▸ MATERIALS PROVIDED:
══════

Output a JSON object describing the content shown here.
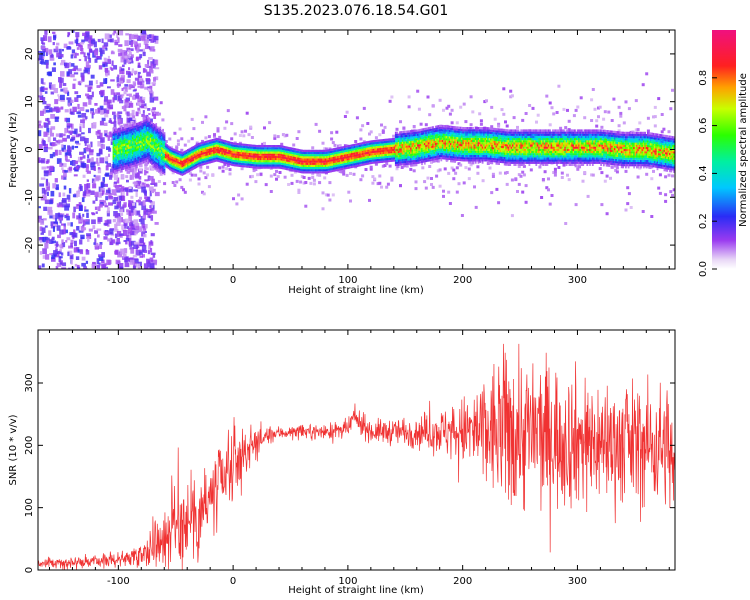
{
  "figure_title": "S135.2023.076.18.54.G01",
  "colors": {
    "snr_line": "#f03232",
    "axis": "#000000",
    "background": "#ffffff"
  },
  "chart_data": [
    {
      "type": "heatmap",
      "title": "",
      "xlabel": "Height of straight line (km)",
      "ylabel": "Frequency (Hz)",
      "xlim": [
        -170,
        385
      ],
      "ylim": [
        -25,
        25
      ],
      "x_ticks": [
        -100,
        0,
        100,
        200,
        300
      ],
      "y_ticks": [
        -20,
        -10,
        0,
        10,
        20
      ],
      "colorbar": {
        "label": "Normalized spectral amplitude",
        "range": [
          0,
          1
        ],
        "ticks": [
          0.0,
          0.2,
          0.4,
          0.6,
          0.8
        ],
        "colormap": "rainbow (white-violet-blue-cyan-green-yellow-red-magenta)"
      },
      "ridge_center_hz": {
        "x": [
          -100,
          -85,
          -75,
          -65,
          -55,
          -45,
          -30,
          -15,
          0,
          20,
          40,
          60,
          80,
          100,
          120,
          140,
          160,
          180,
          200,
          220,
          240,
          260,
          280,
          300,
          320,
          340,
          360,
          385
        ],
        "y": [
          0,
          1,
          2,
          0,
          -2,
          -3,
          -1,
          0,
          -1,
          -1.5,
          -1.5,
          -2.5,
          -2.5,
          -1.5,
          -0.5,
          0,
          0.5,
          1.5,
          1,
          1,
          0.5,
          0.5,
          0.5,
          0.5,
          0.5,
          0,
          0,
          -1
        ]
      }
    },
    {
      "type": "line",
      "title": "",
      "xlabel": "Height of straight line (km)",
      "ylabel": "SNR (10 * v/v)",
      "xlim": [
        -170,
        385
      ],
      "ylim": [
        0,
        385
      ],
      "x_ticks": [
        -100,
        0,
        100,
        200,
        300
      ],
      "y_ticks": [
        0,
        100,
        200,
        300
      ],
      "series": [
        {
          "x": [
            -170,
            -140,
            -110,
            -90,
            -80,
            -70,
            -60,
            -50,
            -40,
            -30,
            -20,
            -10,
            0,
            10,
            20,
            30,
            40,
            60,
            80,
            100,
            105,
            120,
            140,
            160,
            180,
            200,
            220,
            240,
            260,
            280,
            300,
            320,
            340,
            360,
            380,
            385
          ],
          "y": [
            10,
            12,
            15,
            20,
            28,
            40,
            55,
            75,
            85,
            95,
            110,
            135,
            165,
            190,
            205,
            215,
            220,
            222,
            222,
            225,
            245,
            222,
            222,
            222,
            222,
            222,
            220,
            225,
            220,
            215,
            210,
            205,
            205,
            200,
            200,
            135
          ],
          "spread": [
            4,
            5,
            6,
            8,
            12,
            20,
            30,
            40,
            45,
            45,
            45,
            40,
            35,
            25,
            15,
            8,
            6,
            6,
            7,
            8,
            10,
            10,
            12,
            15,
            20,
            30,
            55,
            75,
            70,
            65,
            60,
            55,
            55,
            55,
            55,
            55
          ]
        }
      ]
    }
  ]
}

══════

▸ STATED GOAL:
Lines containing the string "ylabel" are to be selected and copied.

▸ SOLVED EXERCISE:
      "ylabel": "Frequency (Hz)",
      "ylabel": "SNR (10 * v/v)",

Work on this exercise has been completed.